All of the data should be repeated exactly; pictures are not part of the copy.

> **Entries with figure data**:
------------------------------------------------

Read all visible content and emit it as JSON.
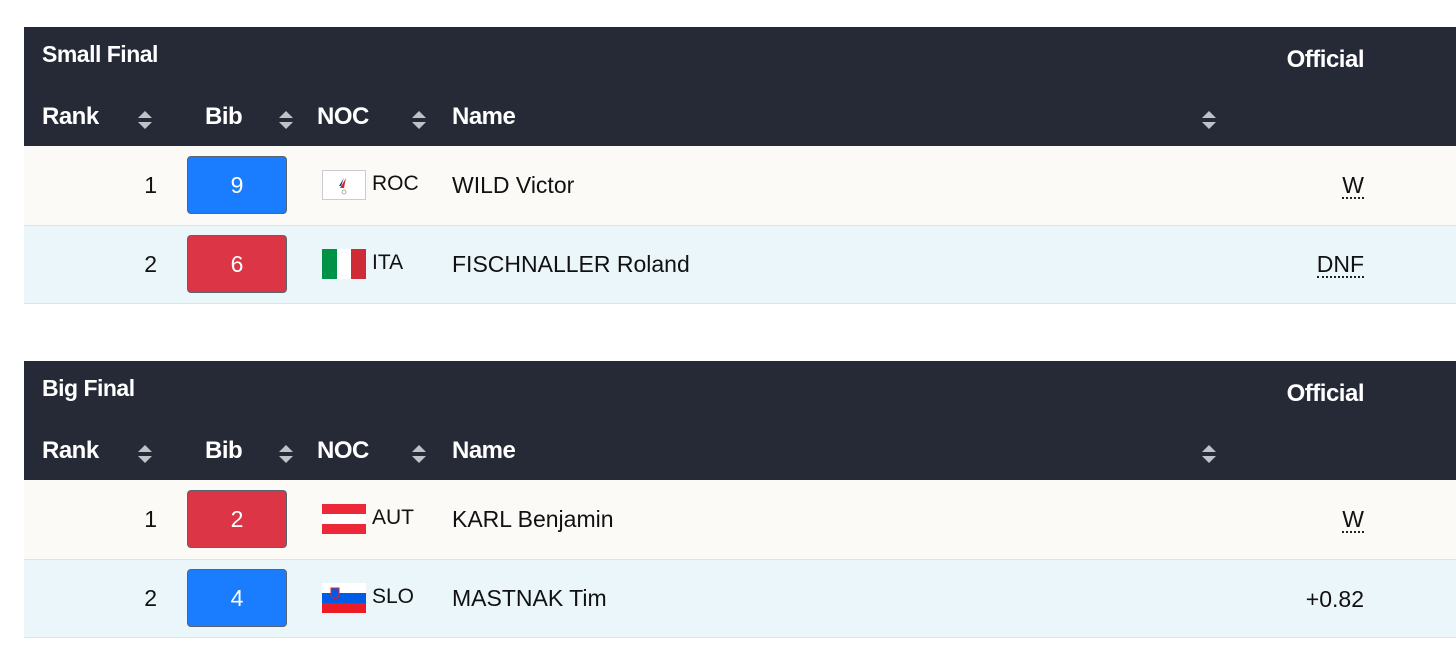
{
  "tables": [
    {
      "title": "Small Final",
      "status": "Official",
      "columns": [
        "Rank",
        "Bib",
        "NOC",
        "Name"
      ],
      "rows": [
        {
          "rank": 1,
          "bib": 9,
          "bib_color": "#1a7cff",
          "noc": "ROC",
          "name": "WILD Victor",
          "result": "W"
        },
        {
          "rank": 2,
          "bib": 6,
          "bib_color": "#dc3545",
          "noc": "ITA",
          "name": "FISCHNALLER Roland",
          "result": "DNF"
        }
      ]
    },
    {
      "title": "Big Final",
      "status": "Official",
      "columns": [
        "Rank",
        "Bib",
        "NOC",
        "Name"
      ],
      "rows": [
        {
          "rank": 1,
          "bib": 2,
          "bib_color": "#dc3545",
          "noc": "AUT",
          "name": "KARL Benjamin",
          "result": "W"
        },
        {
          "rank": 2,
          "bib": 4,
          "bib_color": "#1a7cff",
          "noc": "SLO",
          "name": "MASTNAK Tim",
          "result": "+0.82"
        }
      ]
    }
  ]
}
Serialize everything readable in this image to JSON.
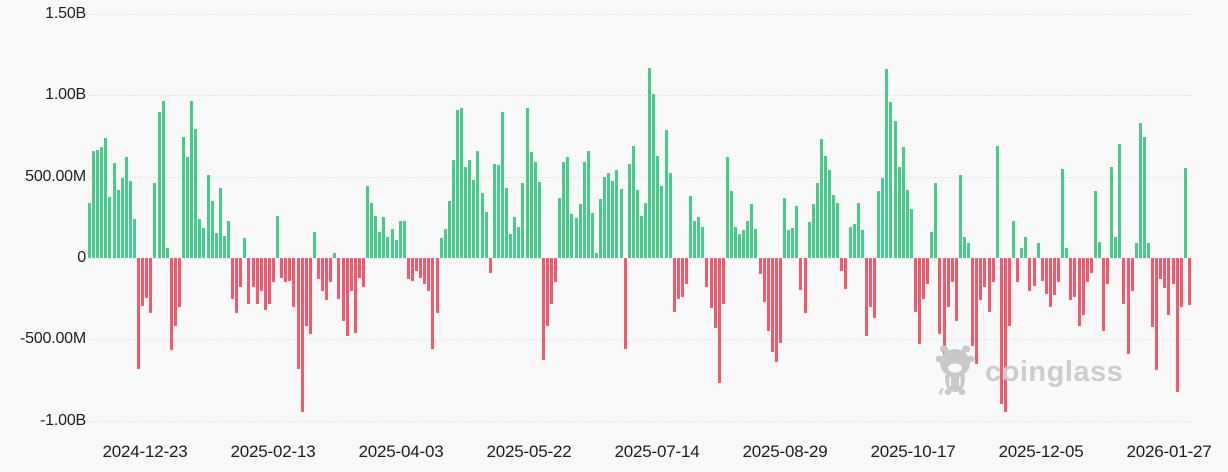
{
  "watermark": {
    "text": "coinglass",
    "icon": "coinglass-mascot-icon"
  },
  "colors": {
    "positive_bar": "#46CB8D",
    "negative_bar": "#F2596C",
    "grid": "#e7e7e7",
    "axis_text": "#1e1e1e",
    "background": "#f9f9f9",
    "watermark": "#cdcdcd"
  },
  "chart_data": {
    "type": "bar",
    "title": "",
    "unit": "USD",
    "value_suffix_positive": "B/M scale",
    "grid": "on",
    "legend": "none",
    "y_axis": {
      "tick_labels": [
        "1.50B",
        "1.00B",
        "500.00M",
        "0",
        "-500.00M",
        "-1.00B"
      ],
      "tick_values_M": [
        1500,
        1000,
        500,
        0,
        -500,
        -1000
      ],
      "range_M": [
        -1100,
        1550
      ]
    },
    "x_axis": {
      "tick_labels": [
        "2024-12-23",
        "2025-02-13",
        "2025-04-03",
        "2025-05-22",
        "2025-07-14",
        "2025-08-29",
        "2025-10-17",
        "2025-12-05",
        "2026-01-27"
      ]
    },
    "values_M": [
      340,
      660,
      665,
      680,
      735,
      375,
      585,
      420,
      490,
      620,
      475,
      240,
      -680,
      -295,
      -245,
      -340,
      460,
      900,
      965,
      60,
      -565,
      -420,
      -300,
      745,
      620,
      965,
      793,
      240,
      185,
      510,
      350,
      155,
      430,
      135,
      230,
      -250,
      -340,
      -180,
      120,
      -280,
      -180,
      -280,
      -200,
      -320,
      -280,
      -150,
      260,
      -120,
      -150,
      -140,
      -300,
      -680,
      -950,
      -420,
      -470,
      160,
      -130,
      -200,
      -260,
      -150,
      30,
      -250,
      -390,
      -480,
      -200,
      -460,
      -120,
      -180,
      440,
      340,
      260,
      160,
      250,
      130,
      180,
      110,
      230,
      230,
      -130,
      -140,
      -80,
      -120,
      -160,
      -200,
      -560,
      -340,
      120,
      180,
      350,
      600,
      910,
      920,
      560,
      600,
      480,
      660,
      400,
      280,
      -90,
      580,
      575,
      900,
      430,
      150,
      250,
      190,
      460,
      920,
      650,
      590,
      470,
      -625,
      -420,
      -285,
      -150,
      370,
      590,
      620,
      270,
      245,
      330,
      590,
      660,
      275,
      30,
      360,
      500,
      525,
      475,
      540,
      425,
      -560,
      580,
      690,
      420,
      260,
      340,
      1170,
      1010,
      630,
      445,
      790,
      520,
      -330,
      -250,
      -240,
      -160,
      380,
      230,
      250,
      190,
      -180,
      -310,
      -430,
      -770,
      -280,
      620,
      410,
      190,
      150,
      175,
      230,
      330,
      180,
      -100,
      -270,
      -450,
      -580,
      -640,
      -520,
      370,
      175,
      185,
      320,
      -195,
      -340,
      220,
      330,
      460,
      730,
      630,
      540,
      390,
      340,
      -80,
      -190,
      190,
      210,
      340,
      175,
      -480,
      -300,
      -370,
      413,
      495,
      1160,
      960,
      845,
      560,
      680,
      420,
      300,
      -330,
      -530,
      -250,
      -160,
      160,
      460,
      -470,
      -620,
      -300,
      -150,
      -390,
      510,
      130,
      90,
      -540,
      -650,
      -260,
      -180,
      -330,
      -150,
      690,
      -900,
      -950,
      -420,
      230,
      -150,
      60,
      130,
      -200,
      -170,
      90,
      -140,
      -220,
      -300,
      -230,
      -150,
      550,
      60,
      -260,
      -240,
      -420,
      -350,
      -150,
      -90,
      410,
      100,
      -450,
      -160,
      560,
      130,
      700,
      -280,
      -590,
      -200,
      95,
      830,
      745,
      90,
      -425,
      -690,
      -130,
      -185,
      -350,
      -160,
      -825,
      -300,
      553,
      -290
    ]
  }
}
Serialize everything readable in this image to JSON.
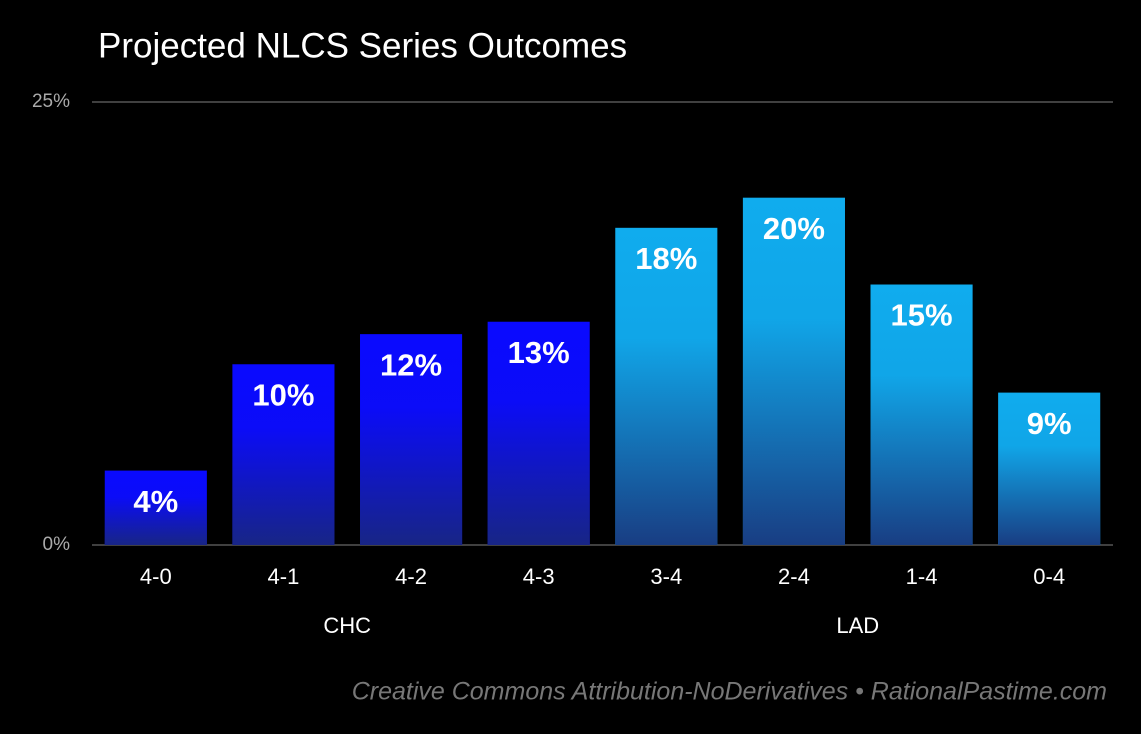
{
  "chart_data": {
    "type": "bar",
    "title": "Projected NLCS Series Outcomes",
    "categories": [
      "4-0",
      "4-1",
      "4-2",
      "4-3",
      "3-4",
      "2-4",
      "1-4",
      "0-4"
    ],
    "series": [
      {
        "name": "CHC",
        "color": "#0a0aff",
        "values": [
          4.2,
          10.2,
          11.9,
          12.6,
          null,
          null,
          null,
          null
        ],
        "value_labels": [
          "4%",
          "10%",
          "12%",
          "13%",
          null,
          null,
          null,
          null
        ]
      },
      {
        "name": "LAD",
        "color": "#10acee",
        "values": [
          null,
          null,
          null,
          null,
          17.9,
          19.6,
          14.7,
          8.6
        ],
        "value_labels": [
          null,
          null,
          null,
          null,
          "18%",
          "20%",
          "15%",
          "9%"
        ]
      }
    ],
    "ylim": [
      0,
      25
    ],
    "yticks": [
      {
        "value": 0,
        "label": "0%"
      },
      {
        "value": 25,
        "label": "25%"
      }
    ],
    "grid": true,
    "footer": "Creative Commons Attribution-NoDerivatives • RationalPastime.com"
  }
}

------------------------------------------------

> **RESULT FOR THIS EXERCISE**:
Read all visible content and emit it as JSON.
{
  "tables": [
    {
      "title": "Small Final",
      "status": "Official",
      "columns": [
        "Rank",
        "Bib",
        "NOC",
        "Name"
      ],
      "rows": [
        {
          "rank": 1,
          "bib": 9,
          "bib_color": "#1a7cff",
          "noc": "ROC",
          "name": "WILD Victor",
          "result": "W"
        },
        {
          "rank": 2,
          "bib": 6,
          "bib_color": "#dc3545",
          "noc": "ITA",
          "name": "FISCHNALLER Roland",
          "result": "DNF"
        }
      ]
    },
    {
      "title": "Big Final",
      "status": "Official",
      "columns": [
        "Rank",
        "Bib",
        "NOC",
        "Name"
      ],
      "rows": [
        {
          "rank": 1,
          "bib": 2,
          "bib_color": "#dc3545",
          "noc": "AUT",
          "name": "KARL Benjamin",
          "result": "W"
        },
        {
          "rank": 2,
          "bib": 4,
          "bib_color": "#1a7cff",
          "noc": "SLO",
          "name": "MASTNAK Tim",
          "result": "+0.82"
        }
      ]
    }
  ]
}
Serialize everything readable in this image to JSON.
{
  "watermark": {
    "text": "coinglass",
    "icon": "coinglass-mascot-icon"
  },
  "colors": {
    "positive_bar": "#46CB8D",
    "negative_bar": "#F2596C",
    "grid": "#e7e7e7",
    "axis_text": "#1e1e1e",
    "background": "#f9f9f9",
    "watermark": "#cdcdcd"
  },
  "chart_data": {
    "type": "bar",
    "title": "",
    "unit": "USD",
    "value_suffix_positive": "B/M scale",
    "grid": "on",
    "legend": "none",
    "y_axis": {
      "tick_labels": [
        "1.50B",
        "1.00B",
        "500.00M",
        "0",
        "-500.00M",
        "-1.00B"
      ],
      "tick_values_M": [
        1500,
        1000,
        500,
        0,
        -500,
        -1000
      ],
      "range_M": [
        -1100,
        1550
      ]
    },
    "x_axis": {
      "tick_labels": [
        "2024-12-23",
        "2025-02-13",
        "2025-04-03",
        "2025-05-22",
        "2025-07-14",
        "2025-08-29",
        "2025-10-17",
        "2025-12-05",
        "2026-01-27"
      ]
    },
    "values_M": [
      340,
      660,
      665,
      680,
      735,
      375,
      585,
      420,
      490,
      620,
      475,
      240,
      -680,
      -295,
      -245,
      -340,
      460,
      900,
      965,
      60,
      -565,
      -420,
      -300,
      745,
      620,
      965,
      793,
      240,
      185,
      510,
      350,
      155,
      430,
      135,
      230,
      -250,
      -340,
      -180,
      120,
      -280,
      -180,
      -280,
      -200,
      -320,
      -280,
      -150,
      260,
      -120,
      -150,
      -140,
      -300,
      -680,
      -950,
      -420,
      -470,
      160,
      -130,
      -200,
      -260,
      -150,
      30,
      -250,
      -390,
      -480,
      -200,
      -460,
      -120,
      -180,
      440,
      340,
      260,
      160,
      250,
      130,
      180,
      110,
      230,
      230,
      -130,
      -140,
      -80,
      -120,
      -160,
      -200,
      -560,
      -340,
      120,
      180,
      350,
      600,
      910,
      920,
      560,
      600,
      480,
      660,
      400,
      280,
      -90,
      580,
      575,
      900,
      430,
      150,
      250,
      190,
      460,
      920,
      650,
      590,
      470,
      -625,
      -420,
      -285,
      -150,
      370,
      590,
      620,
      270,
      245,
      330,
      590,
      660,
      275,
      30,
      360,
      500,
      525,
      475,
      540,
      425,
      -560,
      580,
      690,
      420,
      260,
      340,
      1170,
      1010,
      630,
      445,
      790,
      520,
      -330,
      -250,
      -240,
      -160,
      380,
      230,
      250,
      190,
      -180,
      -310,
      -430,
      -770,
      -280,
      620,
      410,
      190,
      150,
      175,
      230,
      330,
      180,
      -100,
      -270,
      -450,
      -580,
      -640,
      -520,
      370,
      175,
      185,
      320,
      -195,
      -340,
      220,
      330,
      460,
      730,
      630,
      540,
      390,
      340,
      -80,
      -190,
      190,
      210,
      340,
      175,
      -480,
      -300,
      -370,
      413,
      495,
      1160,
      960,
      845,
      560,
      680,
      420,
      300,
      -330,
      -530,
      -250,
      -160,
      160,
      460,
      -470,
      -620,
      -300,
      -150,
      -390,
      510,
      130,
      90,
      -540,
      -650,
      -260,
      -180,
      -330,
      -150,
      690,
      -900,
      -950,
      -420,
      230,
      -150,
      60,
      130,
      -200,
      -170,
      90,
      -140,
      -220,
      -300,
      -230,
      -150,
      550,
      60,
      -260,
      -240,
      -420,
      -350,
      -150,
      -90,
      410,
      100,
      -450,
      -160,
      560,
      130,
      700,
      -280,
      -590,
      -200,
      95,
      830,
      745,
      90,
      -425,
      -690,
      -130,
      -185,
      -350,
      -160,
      -825,
      -300,
      553,
      -290
    ]
  }
}
Serialize everything readable in this image to JSON.
{
  "chart_data": {
    "type": "bar",
    "title": "Projected NLCS Series Outcomes",
    "categories": [
      "4-0",
      "4-1",
      "4-2",
      "4-3",
      "3-4",
      "2-4",
      "1-4",
      "0-4"
    ],
    "series": [
      {
        "name": "CHC",
        "color": "#0a0aff",
        "values": [
          4.2,
          10.2,
          11.9,
          12.6,
          null,
          null,
          null,
          null
        ],
        "value_labels": [
          "4%",
          "10%",
          "12%",
          "13%",
          null,
          null,
          null,
          null
        ]
      },
      {
        "name": "LAD",
        "color": "#10acee",
        "values": [
          null,
          null,
          null,
          null,
          17.9,
          19.6,
          14.7,
          8.6
        ],
        "value_labels": [
          null,
          null,
          null,
          null,
          "18%",
          "20%",
          "15%",
          "9%"
        ]
      }
    ],
    "ylim": [
      0,
      25
    ],
    "yticks": [
      {
        "value": 0,
        "label": "0%"
      },
      {
        "value": 25,
        "label": "25%"
      }
    ],
    "grid": true,
    "footer": "Creative Commons Attribution-NoDerivatives • RationalPastime.com"
  }
}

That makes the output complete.